[設定課題 1]
記録のうち、「link-icon — [98, 678, 118, 698]」を含む行から「indent-guide — [35, 68, 37, 722]」を含む行までを、空行を除いて番号付きリストの形式に整えてください。
------ 抜粋
血が出るから捌くのはいつも店の外。雪がある冬場は泥が付かないのがいいが、凍えるくらい寒い。
食品衛生上、「捌く時にはお湯を使って消毒しなさい」って言われているけど、逆なの。寒いからお湯使わないとやっていけないの。
──過酷な作業ですね。
四郎さん:取った肉は全部使う。残った皮や内臓は、綺麗な言い方をすると「自然へ返す」。悪い言い方をすれば「その辺に放っておく」。ハクビシンは血も美味いから、いろんな動物が貴重な食料として獲っていくの。
「都会のハクビシンは臭い! 不味い!」
──ところで、最近は都心にハクビシンが出没したニュースもよく耳にします。野生動物は生前に食べていたものによって味や匂いが変わると聞きますが、ハクビシンも同じですか?
四郎さん:全く同じ。人が残して捨てたものを食べる都会のハクビシンは臭い! 不味い!
人間の食べてるものにはほとんど防腐剤とか薬剤が入ってるだろ? やつらはそういうものに対する抵抗力がないから、毛が抜けて色がくすんでいたりする。
──個体ごとの美味しさを分けるポイントも「臭い」ですよね?
四郎さん:そう。フェロモンが出るのか、春と秋はダメだね。臭いのはこっちがどう頑張っても、臭くて不味い。
──では、どういった肉が美味しいのですか?
四郎さん:ドングリやブナなど草木を食べていたやつは、臭みがなくて美味い。それに冬を迎えると体に脂を蓄えるようになるから、この時期は一番脂が乗っている。あとは、どの動物もオスよりメス。
──へえ。メスの方が美味しいのですね。鍋以外でのハクビシンの調理方法はありますか?
四郎さん:熊やイノシシみたいに丼や煮込みにもできるが、一匹ごとの肉の量が少ないから鍋だけの提供にしている。
ほら、これが冷凍したハクビシンの肉!
──結構大きいですね!
四郎さん:これでも身体の半分。脂は上半身にはあまりなくて、下半身がほとんど。
------------
------ 演習資料
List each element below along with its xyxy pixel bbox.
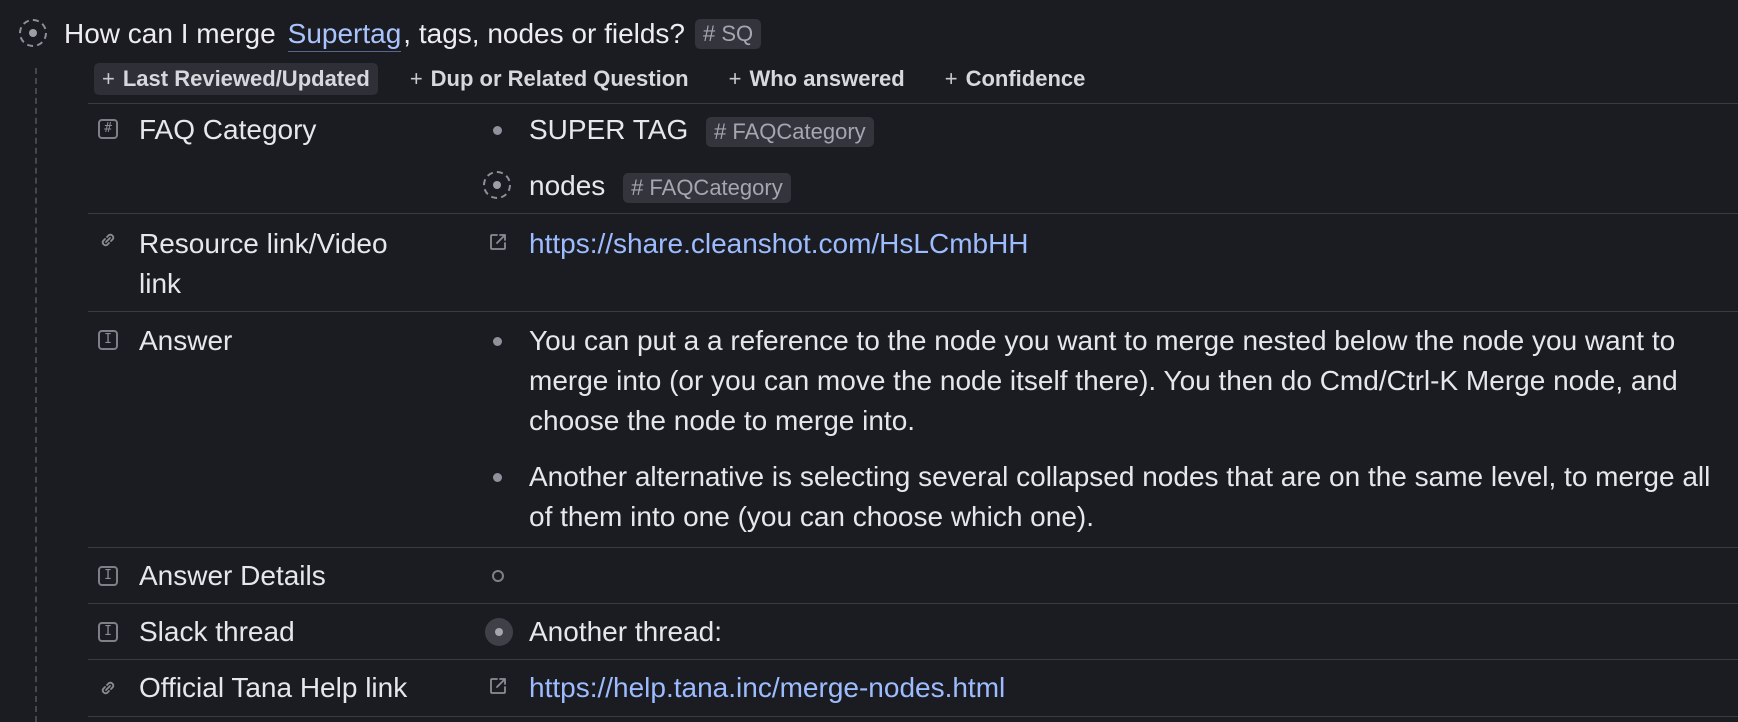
link-icon — [98, 678, 118, 698]
node-reference-icon — [483, 171, 511, 199]
field-answer: I Answer You can put a a reference to th… — [88, 311, 1738, 548]
collapsed-bullet-icon[interactable] — [485, 618, 513, 646]
bullet-icon — [493, 337, 502, 346]
bullet-icon — [493, 473, 502, 482]
field-value[interactable]: Another thread: — [483, 612, 1738, 652]
supertag-link[interactable]: Supertag — [287, 17, 402, 52]
tag-faqcategory[interactable]: # FAQCategory — [706, 117, 874, 147]
indent-guide — [35, 68, 37, 722]
field-faq-category: # FAQ Category SUPER TAG # FAQCategory n… — [88, 103, 1738, 214]
add-who-answered-button[interactable]: + Who answered — [721, 63, 913, 95]
text-field-icon: I — [98, 566, 118, 586]
field-label[interactable]: Official Tana Help link — [139, 668, 479, 708]
node-title[interactable]: How can I merge Supertag , tags, nodes o… — [64, 14, 762, 54]
field-resource-link: Resource link/Video link https://share.cl… — [88, 213, 1738, 312]
field-value[interactable]: SUPER TAG # FAQCategory — [483, 110, 1738, 150]
plus-icon: + — [102, 66, 115, 91]
plus-icon: + — [944, 66, 958, 91]
plus-icon: + — [409, 66, 423, 91]
field-value[interactable]: nodes # FAQCategory — [483, 166, 1738, 206]
field-slack-thread: I Slack thread Another thread: — [88, 603, 1738, 660]
text-field-icon: I — [98, 330, 118, 350]
external-link-icon[interactable] — [488, 232, 508, 252]
bullet-icon — [493, 126, 502, 135]
field-value[interactable]: You can put a a reference to the node yo… — [483, 321, 1723, 441]
title-prefix: How can I merge — [64, 18, 276, 49]
field-value[interactable]: https://share.cleanshot.com/HsLCmbHH — [483, 224, 1738, 264]
add-field-actions: + Last Reviewed/Updated + Dup or Related Q… — [94, 62, 1117, 96]
add-dup-question-button[interactable]: + Dup or Related Question — [402, 63, 697, 95]
tana-node-view: How can I merge Supertag , tags, nodes o… — [0, 0, 1738, 722]
node-bullet-icon[interactable] — [19, 19, 47, 47]
add-confidence-button[interactable]: + Confidence — [937, 63, 1094, 95]
hash-field-icon: # — [98, 119, 118, 139]
resource-url-link[interactable]: https://share.cleanshot.com/HsLCmbHH — [529, 228, 1029, 259]
field-label[interactable]: Slack thread — [139, 612, 479, 652]
title-suffix: , tags, nodes or fields? — [403, 18, 686, 49]
field-label[interactable]: FAQ Category — [139, 110, 479, 150]
field-value[interactable]: https://help.tana.inc/merge-nodes.html — [483, 668, 1738, 708]
field-label[interactable]: Answer — [139, 321, 479, 361]
add-last-reviewed-button[interactable]: + Last Reviewed/Updated — [94, 63, 378, 95]
help-url-link[interactable]: https://help.tana.inc/merge-nodes.html — [529, 672, 1005, 703]
field-value[interactable]: Another alternative is selecting several… — [483, 457, 1723, 537]
tag-faqcategory[interactable]: # FAQCategory — [623, 173, 791, 203]
text-field-icon: I — [98, 622, 118, 642]
external-link-icon[interactable] — [488, 676, 508, 696]
link-icon — [98, 230, 118, 250]
field-official-help: Official Tana Help link https://help.tan… — [88, 659, 1738, 717]
empty-bullet-icon — [492, 570, 504, 582]
tag-sq[interactable]: # SQ — [695, 19, 762, 49]
field-label[interactable]: Answer Details — [139, 556, 479, 596]
field-answer-details: I Answer Details — [88, 547, 1738, 604]
field-label[interactable]: Resource link/Video link — [139, 224, 479, 304]
plus-icon: + — [728, 66, 742, 91]
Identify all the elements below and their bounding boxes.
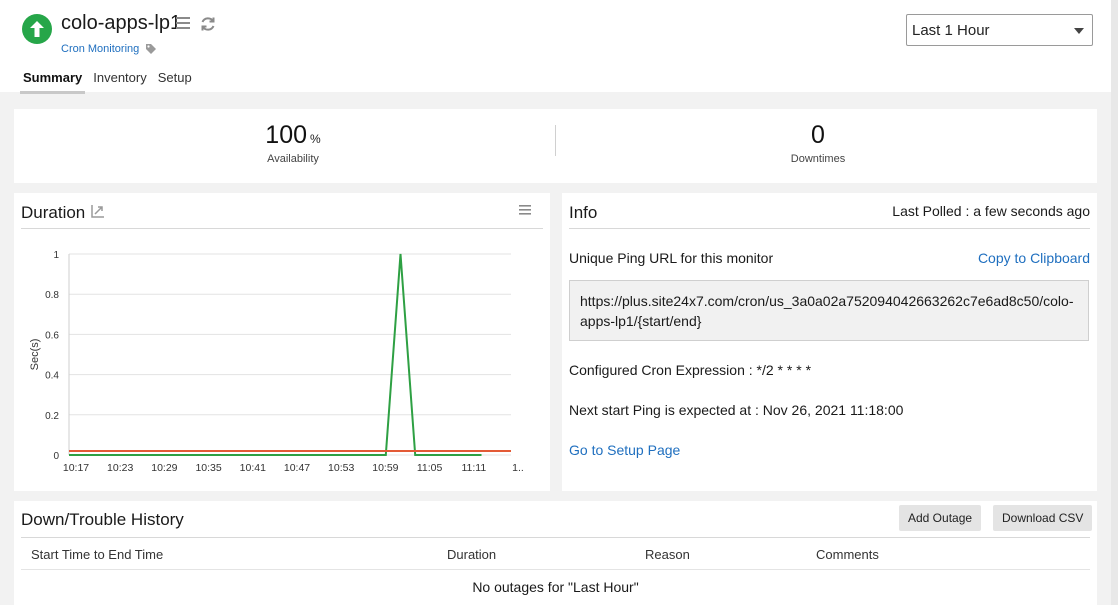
menu-icon[interactable] (175, 16, 191, 30)
panel-divider (569, 228, 1090, 229)
cron-expression: Configured Cron Expression : */2 * * * * (569, 362, 811, 378)
column-header-comments: Comments (816, 547, 879, 562)
x-tick-label: 10:53 (328, 462, 354, 474)
refresh-icon[interactable] (200, 16, 216, 32)
x-tick-label: 11:05 (417, 462, 443, 474)
empty-history-message: No outages for "Last Hour" (472, 579, 639, 595)
info-panel: Info Last Polled : a few seconds ago Uni… (562, 193, 1097, 491)
y-tick-label: 0.8 (45, 290, 59, 301)
table-header-divider (21, 569, 1090, 570)
monitor-type-link[interactable]: Cron Monitoring (61, 43, 139, 55)
expand-chart-icon[interactable] (91, 204, 105, 218)
ping-url-label: Unique Ping URL for this monitor (569, 250, 774, 266)
metric-divider (555, 125, 556, 156)
arrow-up-icon (30, 21, 44, 37)
monitor-name: colo-apps-lp1 (61, 12, 182, 34)
history-panel: Down/Trouble History Add Outage Download… (14, 501, 1097, 605)
next-ping-label: Next start Ping is expected at : (569, 402, 759, 418)
availability-value: 100 (265, 121, 308, 149)
last-polled-value: a few seconds ago (973, 203, 1090, 219)
tab-inventory[interactable]: Inventory (90, 70, 149, 94)
monitor-tabs: Summary Inventory Setup (20, 70, 200, 94)
duration-chart: 0 0.2 0.4 0.6 0.8 1 Sec(s) 10:17 10:23 10:29 10:35… (29, 250, 524, 474)
time-period-value: Last 1 Hour (912, 22, 990, 39)
x-tick-label: 10:35 (195, 462, 221, 474)
y-tick-label: 0.6 (45, 330, 59, 341)
availability-metric: 100% Availability (234, 121, 352, 165)
cron-label: Configured Cron Expression : (569, 362, 753, 378)
column-header-duration: Duration (447, 547, 497, 562)
x-tick-label: 10:59 (372, 462, 398, 474)
column-header-time: Start Time to End Time (31, 547, 164, 562)
y-tick-label: 0 (53, 451, 59, 462)
x-tick-label: 10:41 (240, 462, 266, 474)
summary-card: 100% Availability 0 Downtimes (14, 109, 1097, 183)
info-title: Info (569, 203, 598, 222)
panel-divider (21, 228, 543, 229)
y-axis-title: Sec(s) (29, 339, 41, 371)
panel-divider (21, 537, 1090, 538)
tag-icon[interactable] (145, 43, 157, 55)
tab-summary[interactable]: Summary (20, 70, 86, 94)
last-polled: Last Polled : a few seconds ago (892, 203, 1090, 219)
page-scrollbar[interactable] (1111, 0, 1118, 605)
downtimes-value: 0 (811, 121, 825, 149)
chevron-down-icon (1074, 28, 1084, 34)
duration-panel: Duration 0 0.2 0.4 0.6 0.8 1 Sec(s) 10:17 10:23 1… (14, 193, 550, 491)
download-csv-button[interactable]: Download CSV (993, 505, 1093, 531)
x-tick-label: 11:11 (461, 462, 486, 474)
status-up-icon (22, 14, 52, 44)
setup-page-link[interactable]: Go to Setup Page (569, 442, 680, 458)
history-title: Down/Trouble History (21, 510, 184, 529)
downtimes-label: Downtimes (790, 153, 846, 165)
ping-url-box[interactable]: https://plus.site24x7.com/cron/us_3a0a02… (569, 280, 1089, 341)
x-tick-label: 10:17 (63, 462, 89, 474)
tab-setup[interactable]: Setup (155, 70, 195, 94)
next-ping: Next start Ping is expected at : Nov 26,… (569, 402, 903, 418)
duration-title: Duration (21, 203, 86, 222)
time-period-select[interactable]: Last 1 Hour (906, 14, 1093, 46)
x-tick-label: 10:29 (151, 462, 177, 474)
availability-label: Availability (267, 153, 319, 165)
y-tick-label: 0.4 (45, 371, 59, 382)
chart-menu-icon[interactable] (519, 205, 531, 215)
column-header-reason: Reason (645, 547, 690, 562)
y-tick-label: 0.2 (45, 411, 59, 422)
cron-value: */2 * * * * (756, 362, 812, 378)
y-tick-label: 1 (53, 250, 59, 261)
duration-series-line (69, 253, 482, 456)
x-tick-label: 10:23 (107, 462, 133, 474)
downtimes-metric: 0 Downtimes (758, 121, 878, 165)
next-ping-value: Nov 26, 2021 11:18:00 (762, 402, 904, 418)
copy-to-clipboard-link[interactable]: Copy to Clipboard (978, 250, 1090, 266)
availability-unit: % (310, 132, 321, 146)
x-tick-label: 10:47 (284, 462, 310, 474)
monitor-header: colo-apps-lp1 Cron Monitoring Summary In… (0, 0, 1118, 94)
add-outage-button[interactable]: Add Outage (899, 505, 982, 531)
x-tick-label: 1.. (512, 462, 524, 474)
last-polled-label: Last Polled : (892, 203, 970, 219)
------------
[設定課題 2]
抜粋によれば、ハクビシンの肉を鍋料理としてのみ提供しているのはなぜですか。一～三文で説明してください。

[演習結果 1]
1. link-icon — [98, 678, 118, 698]
2. node-reference-icon — [483, 171, 511, 199]
3. field-answer: I Answer You can put a a reference to th… — [88, 311, 1738, 548]
4. collapsed-bullet-icon[interactable] — [485, 618, 513, 646]
5. bullet-icon — [493, 337, 502, 346]
6. bullet-icon — [493, 473, 502, 482]
7. field-value[interactable]: Another thread: — [483, 612, 1738, 652]
8. supertag-link[interactable]: Supertag — [287, 17, 402, 52]
9. tag-faqcategory[interactable]: # FAQCategory — [706, 117, 874, 147]
10. indent-guide — [35, 68, 37, 722]

[演習結果 2]
ハクビシンの肉は、熊やイノシシのように丼や煮込みにすることも可能です。しかし一匹あたりの肉の量が少ないため、鍋だけの提供にしています。